Extracts from a graphics dataset:

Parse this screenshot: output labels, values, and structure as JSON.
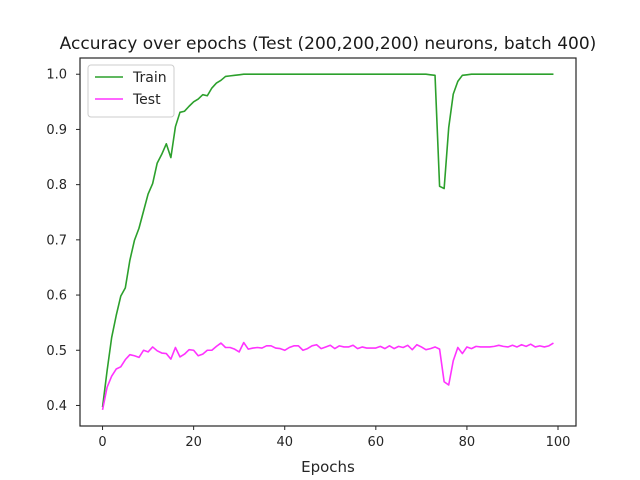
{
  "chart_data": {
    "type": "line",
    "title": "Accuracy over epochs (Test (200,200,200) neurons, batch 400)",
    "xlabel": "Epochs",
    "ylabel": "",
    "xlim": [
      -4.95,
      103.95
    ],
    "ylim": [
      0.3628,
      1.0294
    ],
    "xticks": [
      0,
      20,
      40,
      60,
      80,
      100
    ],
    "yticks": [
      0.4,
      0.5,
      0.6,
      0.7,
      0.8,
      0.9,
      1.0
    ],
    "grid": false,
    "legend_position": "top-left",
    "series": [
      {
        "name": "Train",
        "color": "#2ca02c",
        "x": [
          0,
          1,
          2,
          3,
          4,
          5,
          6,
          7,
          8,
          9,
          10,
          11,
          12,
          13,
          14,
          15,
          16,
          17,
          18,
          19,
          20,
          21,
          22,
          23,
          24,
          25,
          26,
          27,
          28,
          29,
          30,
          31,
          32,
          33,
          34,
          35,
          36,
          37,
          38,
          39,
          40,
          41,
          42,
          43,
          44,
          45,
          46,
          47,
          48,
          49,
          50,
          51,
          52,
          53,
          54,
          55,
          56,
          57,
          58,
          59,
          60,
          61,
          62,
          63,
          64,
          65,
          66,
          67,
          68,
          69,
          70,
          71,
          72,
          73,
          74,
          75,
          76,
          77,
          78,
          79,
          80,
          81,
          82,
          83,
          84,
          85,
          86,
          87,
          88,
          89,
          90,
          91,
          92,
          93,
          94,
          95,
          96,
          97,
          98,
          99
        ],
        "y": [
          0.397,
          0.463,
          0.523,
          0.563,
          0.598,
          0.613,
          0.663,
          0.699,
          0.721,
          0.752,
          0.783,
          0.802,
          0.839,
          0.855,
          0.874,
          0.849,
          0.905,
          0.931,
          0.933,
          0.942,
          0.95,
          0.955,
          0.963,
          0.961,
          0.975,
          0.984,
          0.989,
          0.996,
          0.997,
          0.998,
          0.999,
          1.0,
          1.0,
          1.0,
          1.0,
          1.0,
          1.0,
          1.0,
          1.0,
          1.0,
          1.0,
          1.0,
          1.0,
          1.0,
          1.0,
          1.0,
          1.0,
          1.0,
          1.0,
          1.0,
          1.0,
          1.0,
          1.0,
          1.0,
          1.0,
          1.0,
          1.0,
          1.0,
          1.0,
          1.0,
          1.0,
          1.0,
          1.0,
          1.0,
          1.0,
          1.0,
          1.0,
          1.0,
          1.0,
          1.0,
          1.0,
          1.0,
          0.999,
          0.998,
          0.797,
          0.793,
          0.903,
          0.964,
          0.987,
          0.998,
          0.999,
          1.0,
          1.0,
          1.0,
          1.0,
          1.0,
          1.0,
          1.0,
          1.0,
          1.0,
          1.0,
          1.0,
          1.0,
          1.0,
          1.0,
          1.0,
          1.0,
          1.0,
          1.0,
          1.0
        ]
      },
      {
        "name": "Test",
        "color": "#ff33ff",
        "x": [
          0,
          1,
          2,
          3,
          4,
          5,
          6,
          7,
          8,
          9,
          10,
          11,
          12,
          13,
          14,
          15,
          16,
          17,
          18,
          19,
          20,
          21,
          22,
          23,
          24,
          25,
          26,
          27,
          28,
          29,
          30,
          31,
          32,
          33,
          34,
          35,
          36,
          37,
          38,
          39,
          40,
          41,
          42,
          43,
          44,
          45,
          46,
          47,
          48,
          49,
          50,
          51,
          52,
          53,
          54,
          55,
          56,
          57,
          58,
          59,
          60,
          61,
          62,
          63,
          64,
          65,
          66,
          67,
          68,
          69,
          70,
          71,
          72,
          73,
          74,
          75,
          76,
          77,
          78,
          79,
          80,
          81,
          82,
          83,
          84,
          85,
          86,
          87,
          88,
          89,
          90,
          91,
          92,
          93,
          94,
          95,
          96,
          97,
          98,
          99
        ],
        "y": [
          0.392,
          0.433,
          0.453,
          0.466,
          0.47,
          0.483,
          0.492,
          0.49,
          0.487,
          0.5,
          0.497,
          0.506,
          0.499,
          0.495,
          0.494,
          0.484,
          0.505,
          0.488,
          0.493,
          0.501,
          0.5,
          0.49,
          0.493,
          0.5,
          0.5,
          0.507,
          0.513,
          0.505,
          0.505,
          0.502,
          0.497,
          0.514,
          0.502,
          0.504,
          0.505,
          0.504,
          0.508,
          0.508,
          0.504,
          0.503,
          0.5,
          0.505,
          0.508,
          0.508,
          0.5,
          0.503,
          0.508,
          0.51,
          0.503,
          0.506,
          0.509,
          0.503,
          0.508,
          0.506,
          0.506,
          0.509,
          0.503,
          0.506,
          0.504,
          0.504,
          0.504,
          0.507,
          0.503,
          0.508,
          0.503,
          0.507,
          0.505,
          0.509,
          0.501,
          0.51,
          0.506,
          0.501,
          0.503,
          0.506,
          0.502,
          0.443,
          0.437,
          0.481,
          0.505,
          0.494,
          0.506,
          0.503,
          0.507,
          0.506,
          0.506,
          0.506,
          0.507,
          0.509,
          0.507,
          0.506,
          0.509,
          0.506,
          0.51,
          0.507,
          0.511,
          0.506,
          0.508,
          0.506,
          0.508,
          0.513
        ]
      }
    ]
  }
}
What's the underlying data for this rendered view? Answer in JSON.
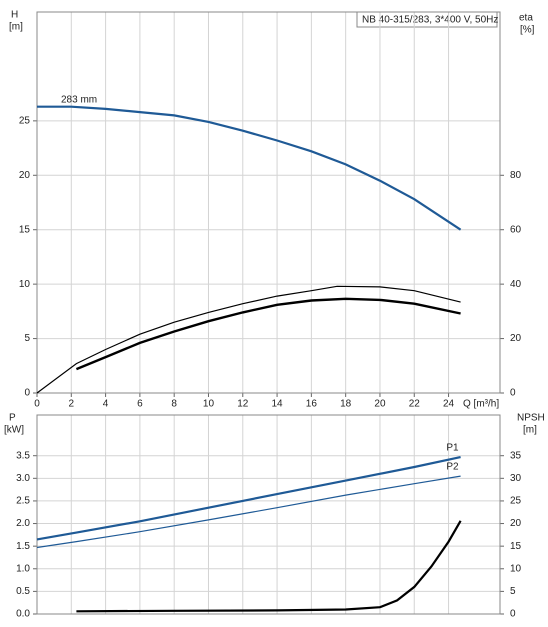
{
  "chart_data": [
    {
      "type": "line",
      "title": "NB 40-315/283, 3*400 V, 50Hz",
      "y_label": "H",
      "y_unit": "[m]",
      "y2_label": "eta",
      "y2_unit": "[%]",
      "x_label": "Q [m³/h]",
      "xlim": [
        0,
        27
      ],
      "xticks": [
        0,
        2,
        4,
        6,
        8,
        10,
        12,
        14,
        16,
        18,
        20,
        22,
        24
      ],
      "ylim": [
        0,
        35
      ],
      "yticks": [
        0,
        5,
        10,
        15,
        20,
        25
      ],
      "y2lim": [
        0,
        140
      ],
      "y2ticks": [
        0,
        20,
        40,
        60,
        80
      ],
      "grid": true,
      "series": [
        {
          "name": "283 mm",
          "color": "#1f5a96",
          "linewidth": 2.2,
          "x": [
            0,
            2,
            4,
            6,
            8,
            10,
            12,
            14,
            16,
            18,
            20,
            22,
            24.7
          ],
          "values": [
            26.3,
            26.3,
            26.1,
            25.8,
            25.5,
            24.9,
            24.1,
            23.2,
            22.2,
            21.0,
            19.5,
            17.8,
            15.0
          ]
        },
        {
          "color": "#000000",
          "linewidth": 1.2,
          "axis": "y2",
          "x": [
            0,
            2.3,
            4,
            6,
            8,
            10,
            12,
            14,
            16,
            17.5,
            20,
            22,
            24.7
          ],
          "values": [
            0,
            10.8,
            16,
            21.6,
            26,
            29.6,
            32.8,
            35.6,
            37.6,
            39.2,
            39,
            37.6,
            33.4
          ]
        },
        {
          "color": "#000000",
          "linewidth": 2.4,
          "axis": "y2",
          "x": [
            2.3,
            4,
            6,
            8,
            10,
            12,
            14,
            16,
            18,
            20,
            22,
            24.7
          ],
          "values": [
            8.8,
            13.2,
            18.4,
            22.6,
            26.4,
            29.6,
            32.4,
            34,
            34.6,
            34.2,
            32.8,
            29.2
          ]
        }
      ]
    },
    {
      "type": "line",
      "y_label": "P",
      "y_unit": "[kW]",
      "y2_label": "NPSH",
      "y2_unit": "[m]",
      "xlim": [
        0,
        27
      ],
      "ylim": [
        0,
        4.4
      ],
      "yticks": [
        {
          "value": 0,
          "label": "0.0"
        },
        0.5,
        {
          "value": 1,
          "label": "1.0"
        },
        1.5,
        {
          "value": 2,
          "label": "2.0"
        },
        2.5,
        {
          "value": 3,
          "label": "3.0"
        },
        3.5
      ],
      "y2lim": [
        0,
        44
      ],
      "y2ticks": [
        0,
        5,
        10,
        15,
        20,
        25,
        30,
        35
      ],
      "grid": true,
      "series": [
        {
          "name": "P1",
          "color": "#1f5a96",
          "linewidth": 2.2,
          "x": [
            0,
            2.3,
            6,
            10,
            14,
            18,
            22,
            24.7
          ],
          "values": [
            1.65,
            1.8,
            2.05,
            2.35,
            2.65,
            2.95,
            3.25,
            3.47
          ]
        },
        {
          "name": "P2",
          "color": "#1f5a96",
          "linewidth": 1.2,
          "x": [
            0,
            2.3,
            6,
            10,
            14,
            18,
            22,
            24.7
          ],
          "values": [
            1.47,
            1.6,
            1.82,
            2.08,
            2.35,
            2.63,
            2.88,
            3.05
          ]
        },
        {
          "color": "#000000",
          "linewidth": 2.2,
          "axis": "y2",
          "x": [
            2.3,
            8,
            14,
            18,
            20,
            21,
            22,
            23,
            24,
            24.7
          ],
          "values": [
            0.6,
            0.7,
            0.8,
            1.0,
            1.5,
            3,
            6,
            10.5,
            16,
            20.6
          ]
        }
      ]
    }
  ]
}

» **Your instructions**: Show the lines where the word "Test" appears in the entries.

» **Final answer**:
    "title": "Accuracy over epochs (Test (200,200,200) neurons, batch 400)",
        "name": "Test",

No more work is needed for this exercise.